- YOUR GOAL -
Go through the data below. List every line that holds the word "retificado".

## start

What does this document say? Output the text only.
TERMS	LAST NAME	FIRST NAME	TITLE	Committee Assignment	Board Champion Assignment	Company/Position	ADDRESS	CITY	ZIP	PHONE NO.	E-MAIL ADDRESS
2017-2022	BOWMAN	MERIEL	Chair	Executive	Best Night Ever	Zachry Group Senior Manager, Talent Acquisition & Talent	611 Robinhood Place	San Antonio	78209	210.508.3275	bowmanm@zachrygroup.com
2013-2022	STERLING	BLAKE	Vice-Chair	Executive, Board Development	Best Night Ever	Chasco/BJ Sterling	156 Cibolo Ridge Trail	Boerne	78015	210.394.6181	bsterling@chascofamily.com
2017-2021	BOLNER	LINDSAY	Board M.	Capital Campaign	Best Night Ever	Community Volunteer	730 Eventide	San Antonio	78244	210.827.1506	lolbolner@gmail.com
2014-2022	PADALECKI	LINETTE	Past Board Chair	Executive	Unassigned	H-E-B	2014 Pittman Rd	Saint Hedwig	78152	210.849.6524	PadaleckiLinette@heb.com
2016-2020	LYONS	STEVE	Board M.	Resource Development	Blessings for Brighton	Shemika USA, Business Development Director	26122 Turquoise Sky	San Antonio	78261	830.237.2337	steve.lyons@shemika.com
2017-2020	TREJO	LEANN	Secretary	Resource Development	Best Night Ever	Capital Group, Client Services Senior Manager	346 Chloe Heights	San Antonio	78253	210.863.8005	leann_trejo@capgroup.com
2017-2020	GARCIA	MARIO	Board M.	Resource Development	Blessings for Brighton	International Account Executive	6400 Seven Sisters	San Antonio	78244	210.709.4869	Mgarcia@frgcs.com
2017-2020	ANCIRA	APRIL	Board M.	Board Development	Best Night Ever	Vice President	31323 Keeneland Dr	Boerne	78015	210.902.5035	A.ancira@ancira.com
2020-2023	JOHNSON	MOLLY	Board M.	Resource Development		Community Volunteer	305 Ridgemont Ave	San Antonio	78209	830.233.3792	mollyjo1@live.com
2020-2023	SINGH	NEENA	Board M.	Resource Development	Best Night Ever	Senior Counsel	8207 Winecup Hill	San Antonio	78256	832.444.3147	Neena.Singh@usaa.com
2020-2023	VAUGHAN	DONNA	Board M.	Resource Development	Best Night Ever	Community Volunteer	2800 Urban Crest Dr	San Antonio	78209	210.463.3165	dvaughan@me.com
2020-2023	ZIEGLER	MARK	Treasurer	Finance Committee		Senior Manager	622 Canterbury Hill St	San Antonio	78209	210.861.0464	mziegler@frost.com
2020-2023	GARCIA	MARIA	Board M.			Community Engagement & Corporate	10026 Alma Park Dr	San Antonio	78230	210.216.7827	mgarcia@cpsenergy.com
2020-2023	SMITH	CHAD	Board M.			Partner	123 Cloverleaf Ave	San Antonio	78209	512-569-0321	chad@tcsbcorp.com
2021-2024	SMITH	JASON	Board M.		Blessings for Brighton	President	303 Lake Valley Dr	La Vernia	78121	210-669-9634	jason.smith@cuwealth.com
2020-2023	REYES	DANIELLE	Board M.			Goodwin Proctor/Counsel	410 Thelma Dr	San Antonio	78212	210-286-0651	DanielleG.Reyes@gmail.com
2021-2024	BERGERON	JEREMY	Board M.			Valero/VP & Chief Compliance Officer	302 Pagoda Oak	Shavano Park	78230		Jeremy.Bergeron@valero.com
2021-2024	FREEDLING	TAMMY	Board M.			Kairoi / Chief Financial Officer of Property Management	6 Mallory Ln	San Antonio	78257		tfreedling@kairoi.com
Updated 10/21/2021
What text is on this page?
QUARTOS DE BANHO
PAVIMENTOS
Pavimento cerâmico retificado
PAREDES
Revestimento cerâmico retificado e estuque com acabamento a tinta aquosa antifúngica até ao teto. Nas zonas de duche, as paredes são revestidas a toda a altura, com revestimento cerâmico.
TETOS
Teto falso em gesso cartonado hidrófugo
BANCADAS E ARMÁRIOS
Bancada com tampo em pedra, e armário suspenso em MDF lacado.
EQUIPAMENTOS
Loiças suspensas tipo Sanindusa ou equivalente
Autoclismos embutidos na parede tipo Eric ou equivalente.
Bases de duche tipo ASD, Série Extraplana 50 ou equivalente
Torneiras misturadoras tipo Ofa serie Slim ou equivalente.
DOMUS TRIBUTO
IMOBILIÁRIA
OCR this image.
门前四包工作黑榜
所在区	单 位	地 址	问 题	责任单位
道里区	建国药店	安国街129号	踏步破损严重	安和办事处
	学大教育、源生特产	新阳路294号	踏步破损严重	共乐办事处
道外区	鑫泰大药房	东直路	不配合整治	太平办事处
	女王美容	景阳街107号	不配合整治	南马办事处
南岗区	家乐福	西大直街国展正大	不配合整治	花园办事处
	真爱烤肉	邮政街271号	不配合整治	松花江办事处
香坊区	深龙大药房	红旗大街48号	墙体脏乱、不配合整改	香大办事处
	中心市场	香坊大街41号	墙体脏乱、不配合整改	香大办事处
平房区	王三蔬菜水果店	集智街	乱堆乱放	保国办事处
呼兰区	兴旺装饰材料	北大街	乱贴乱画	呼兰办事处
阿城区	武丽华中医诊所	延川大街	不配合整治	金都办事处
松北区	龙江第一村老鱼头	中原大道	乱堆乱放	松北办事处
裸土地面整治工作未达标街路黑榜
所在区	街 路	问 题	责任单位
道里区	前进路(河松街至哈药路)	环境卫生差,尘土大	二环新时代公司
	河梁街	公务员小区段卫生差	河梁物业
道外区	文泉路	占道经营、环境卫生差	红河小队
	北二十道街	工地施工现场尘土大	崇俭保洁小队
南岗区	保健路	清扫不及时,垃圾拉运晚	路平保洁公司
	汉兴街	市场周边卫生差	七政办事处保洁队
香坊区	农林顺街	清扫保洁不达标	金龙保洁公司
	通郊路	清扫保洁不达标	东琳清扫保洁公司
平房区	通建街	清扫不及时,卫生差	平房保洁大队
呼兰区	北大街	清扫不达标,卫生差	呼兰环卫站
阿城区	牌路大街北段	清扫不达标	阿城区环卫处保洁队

## end

- TASK RESPONSE -
Pavimento cerâmico retificado
Revestimento cerâmico retificado e estuque com acabamento a tinta aquosa antifúngica até ao teto. Nas zonas de duche, as paredes são revestidas a toda a altura, com revestimento cerâmico.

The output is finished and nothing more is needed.